TASK DETAILS
Extract the full set of records that follows, word for word.

_ _ _

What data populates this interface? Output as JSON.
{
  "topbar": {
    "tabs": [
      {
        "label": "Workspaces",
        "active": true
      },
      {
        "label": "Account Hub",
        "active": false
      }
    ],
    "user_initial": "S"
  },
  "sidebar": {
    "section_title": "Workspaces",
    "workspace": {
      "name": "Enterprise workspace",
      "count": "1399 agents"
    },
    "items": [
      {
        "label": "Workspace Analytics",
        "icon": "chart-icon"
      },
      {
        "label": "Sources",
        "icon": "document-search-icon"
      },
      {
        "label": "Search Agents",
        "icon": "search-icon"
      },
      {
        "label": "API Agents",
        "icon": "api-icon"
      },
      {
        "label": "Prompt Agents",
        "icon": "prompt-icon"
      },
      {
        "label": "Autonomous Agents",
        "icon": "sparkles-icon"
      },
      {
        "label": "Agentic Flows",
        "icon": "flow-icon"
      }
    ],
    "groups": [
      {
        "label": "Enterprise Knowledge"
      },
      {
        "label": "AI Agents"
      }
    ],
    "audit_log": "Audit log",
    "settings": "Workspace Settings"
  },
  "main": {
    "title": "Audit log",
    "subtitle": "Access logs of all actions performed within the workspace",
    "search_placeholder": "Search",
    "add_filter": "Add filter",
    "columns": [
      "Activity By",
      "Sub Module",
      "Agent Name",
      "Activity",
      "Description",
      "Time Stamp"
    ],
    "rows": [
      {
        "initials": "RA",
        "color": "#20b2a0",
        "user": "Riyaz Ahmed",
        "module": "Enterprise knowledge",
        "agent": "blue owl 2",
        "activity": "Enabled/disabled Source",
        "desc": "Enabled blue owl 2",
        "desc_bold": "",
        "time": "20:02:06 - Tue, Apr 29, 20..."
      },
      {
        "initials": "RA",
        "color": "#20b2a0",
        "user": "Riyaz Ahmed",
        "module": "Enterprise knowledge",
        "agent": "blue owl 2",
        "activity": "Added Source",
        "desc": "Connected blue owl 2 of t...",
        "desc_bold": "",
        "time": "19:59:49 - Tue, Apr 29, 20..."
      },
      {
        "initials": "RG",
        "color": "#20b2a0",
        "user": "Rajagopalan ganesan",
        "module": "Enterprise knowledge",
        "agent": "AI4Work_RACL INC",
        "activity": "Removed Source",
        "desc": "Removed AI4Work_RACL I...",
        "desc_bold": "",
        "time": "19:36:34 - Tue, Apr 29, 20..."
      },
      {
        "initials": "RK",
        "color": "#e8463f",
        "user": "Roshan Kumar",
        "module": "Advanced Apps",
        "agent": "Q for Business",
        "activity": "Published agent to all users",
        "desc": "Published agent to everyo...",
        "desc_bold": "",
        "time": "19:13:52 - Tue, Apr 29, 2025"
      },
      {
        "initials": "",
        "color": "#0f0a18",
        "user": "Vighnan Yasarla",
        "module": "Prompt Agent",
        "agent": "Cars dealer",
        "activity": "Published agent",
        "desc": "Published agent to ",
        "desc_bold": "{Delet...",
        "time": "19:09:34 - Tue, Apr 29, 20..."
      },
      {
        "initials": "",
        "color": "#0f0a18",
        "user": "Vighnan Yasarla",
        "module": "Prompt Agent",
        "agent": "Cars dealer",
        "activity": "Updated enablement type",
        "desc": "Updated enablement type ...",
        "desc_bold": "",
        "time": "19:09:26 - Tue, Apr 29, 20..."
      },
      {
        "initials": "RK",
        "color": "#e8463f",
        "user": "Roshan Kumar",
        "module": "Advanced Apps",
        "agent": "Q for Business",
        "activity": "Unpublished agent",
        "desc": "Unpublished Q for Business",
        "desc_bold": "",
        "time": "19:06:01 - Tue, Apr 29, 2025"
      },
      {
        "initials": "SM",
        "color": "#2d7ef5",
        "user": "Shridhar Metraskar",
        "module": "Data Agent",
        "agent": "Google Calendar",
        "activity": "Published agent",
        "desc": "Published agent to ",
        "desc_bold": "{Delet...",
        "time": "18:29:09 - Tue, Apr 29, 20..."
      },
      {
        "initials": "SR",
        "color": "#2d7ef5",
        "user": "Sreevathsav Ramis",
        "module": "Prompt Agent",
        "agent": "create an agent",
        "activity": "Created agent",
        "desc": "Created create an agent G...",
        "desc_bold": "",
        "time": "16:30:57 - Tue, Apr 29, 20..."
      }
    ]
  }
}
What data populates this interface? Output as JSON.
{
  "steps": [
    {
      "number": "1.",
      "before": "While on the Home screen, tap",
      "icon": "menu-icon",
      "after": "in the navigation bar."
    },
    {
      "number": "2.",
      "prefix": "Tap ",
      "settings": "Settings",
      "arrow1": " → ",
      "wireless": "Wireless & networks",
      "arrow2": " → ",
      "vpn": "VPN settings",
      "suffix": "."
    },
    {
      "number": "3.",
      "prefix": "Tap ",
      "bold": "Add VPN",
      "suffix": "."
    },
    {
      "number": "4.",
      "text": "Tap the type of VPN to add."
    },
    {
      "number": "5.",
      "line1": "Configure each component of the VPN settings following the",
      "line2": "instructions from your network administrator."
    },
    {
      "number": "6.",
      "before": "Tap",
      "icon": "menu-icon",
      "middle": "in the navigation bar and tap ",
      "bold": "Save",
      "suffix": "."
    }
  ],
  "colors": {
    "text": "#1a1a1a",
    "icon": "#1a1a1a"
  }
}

_ _ _

TASK RESPONSE
What data populates this interface? Output as JSON.
{
  "topbar": {
    "tabs": [
      {
        "label": "Workspaces",
        "active": true
      },
      {
        "label": "Account Hub",
        "active": false
      }
    ],
    "user_initial": "S"
  },
  "sidebar": {
    "section_title": "Workspaces",
    "workspace": {
      "name": "Enterprise workspace",
      "count": "1399 agents"
    },
    "items": [
      {
        "label": "Workspace Analytics",
        "icon": "chart-icon"
      },
      {
        "label": "Sources",
        "icon": "document-search-icon"
      },
      {
        "label": "Search Agents",
        "icon": "search-icon"
      },
      {
        "label": "API Agents",
        "icon": "api-icon"
      },
      {
        "label": "Prompt Agents",
        "icon": "prompt-icon"
      },
      {
        "label": "Autonomous Agents",
        "icon": "sparkles-icon"
      },
      {
        "label": "Agentic Flows",
        "icon": "flow-icon"
      }
    ],
    "groups": [
      {
        "label": "Enterprise Knowledge"
      },
      {
        "label": "AI Agents"
      }
    ],
    "audit_log": "Audit log",
    "settings": "Workspace Settings"
  },
  "main": {
    "title": "Audit log",
    "subtitle": "Access logs of all actions performed within the workspace",
    "search_placeholder": "Search",
    "add_filter": "Add filter",
    "columns": [
      "Activity By",
      "Sub Module",
      "Agent Name",
      "Activity",
      "Description",
      "Time Stamp"
    ],
    "rows": [
      {
        "initials": "RA",
        "color": "#20b2a0",
        "user": "Riyaz Ahmed",
        "module": "Enterprise knowledge",
        "agent": "blue owl 2",
        "activity": "Enabled/disabled Source",
        "desc": "Enabled blue owl 2",
        "desc_bold": "",
        "time": "20:02:06 - Tue, Apr 29, 20..."
      },
      {
        "initials": "RA",
        "color": "#20b2a0",
        "user": "Riyaz Ahmed",
        "module": "Enterprise knowledge",
        "agent": "blue owl 2",
        "activity": "Added Source",
        "desc": "Connected blue owl 2 of t...",
        "desc_bold": "",
        "time": "19:59:49 - Tue, Apr 29, 20..."
      },
      {
        "initials": "RG",
        "color": "#20b2a0",
        "user": "Rajagopalan ganesan",
        "module": "Enterprise knowledge",
        "agent": "AI4Work_RACL INC",
        "activity": "Removed Source",
        "desc": "Removed AI4Work_RACL I...",
        "desc_bold": "",
        "time": "19:36:34 - Tue, Apr 29, 20..."
      },
      {
        "initials": "RK",
        "color": "#e8463f",
        "user": "Roshan Kumar",
        "module": "Advanced Apps",
        "agent": "Q for Business",
        "activity": "Published agent to all users",
        "desc": "Published agent to everyo...",
        "desc_bold": "",
        "time": "19:13:52 - Tue, Apr 29, 2025"
      },
      {
        "initials": "",
        "color": "#0f0a18",
        "user": "Vighnan Yasarla",
        "module": "Prompt Agent",
        "agent": "Cars dealer",
        "activity": "Published agent",
        "desc": "Published agent to ",
        "desc_bold": "{Delet...",
        "time": "19:09:34 - Tue, Apr 29, 20..."
      },
      {
        "initials": "",
        "color": "#0f0a18",
        "user": "Vighnan Yasarla",
        "module": "Prompt Agent",
        "agent": "Cars dealer",
        "activity": "Updated enablement type",
        "desc": "Updated enablement type ...",
        "desc_bold": "",
        "time": "19:09:26 - Tue, Apr 29, 20..."
      },
      {
        "initials": "RK",
        "color": "#e8463f",
        "user": "Roshan Kumar",
        "module": "Advanced Apps",
        "agent": "Q for Business",
        "activity": "Unpublished agent",
        "desc": "Unpublished Q for Business",
        "desc_bold": "",
        "time": "19:06:01 - Tue, Apr 29, 2025"
      },
      {
        "initials": "SM",
        "color": "#2d7ef5",
        "user": "Shridhar Metraskar",
        "module": "Data Agent",
        "agent": "Google Calendar",
        "activity": "Published agent",
        "desc": "Published agent to ",
        "desc_bold": "{Delet...",
        "time": "18:29:09 - Tue, Apr 29, 20..."
      },
      {
        "initials": "SR",
        "color": "#2d7ef5",
        "user": "Sreevathsav Ramis",
        "module": "Prompt Agent",
        "agent": "create an agent",
        "activity": "Created agent",
        "desc": "Created create an agent G...",
        "desc_bold": "",
        "time": "16:30:57 - Tue, Apr 29, 20..."
      }
    ]
  }
}
What data populates this interface? Output as JSON.
{
  "steps": [
    {
      "number": "1.",
      "before": "While on the Home screen, tap",
      "icon": "menu-icon",
      "after": "in the navigation bar."
    },
    {
      "number": "2.",
      "prefix": "Tap ",
      "settings": "Settings",
      "arrow1": " → ",
      "wireless": "Wireless & networks",
      "arrow2": " → ",
      "vpn": "VPN settings",
      "suffix": "."
    },
    {
      "number": "3.",
      "prefix": "Tap ",
      "bold": "Add VPN",
      "suffix": "."
    },
    {
      "number": "4.",
      "text": "Tap the type of VPN to add."
    },
    {
      "number": "5.",
      "line1": "Configure each component of the VPN settings following the",
      "line2": "instructions from your network administrator."
    },
    {
      "number": "6.",
      "before": "Tap",
      "icon": "menu-icon",
      "middle": "in the navigation bar and tap ",
      "bold": "Save",
      "suffix": "."
    }
  ],
  "colors": {
    "text": "#1a1a1a",
    "icon": "#1a1a1a"
  }
}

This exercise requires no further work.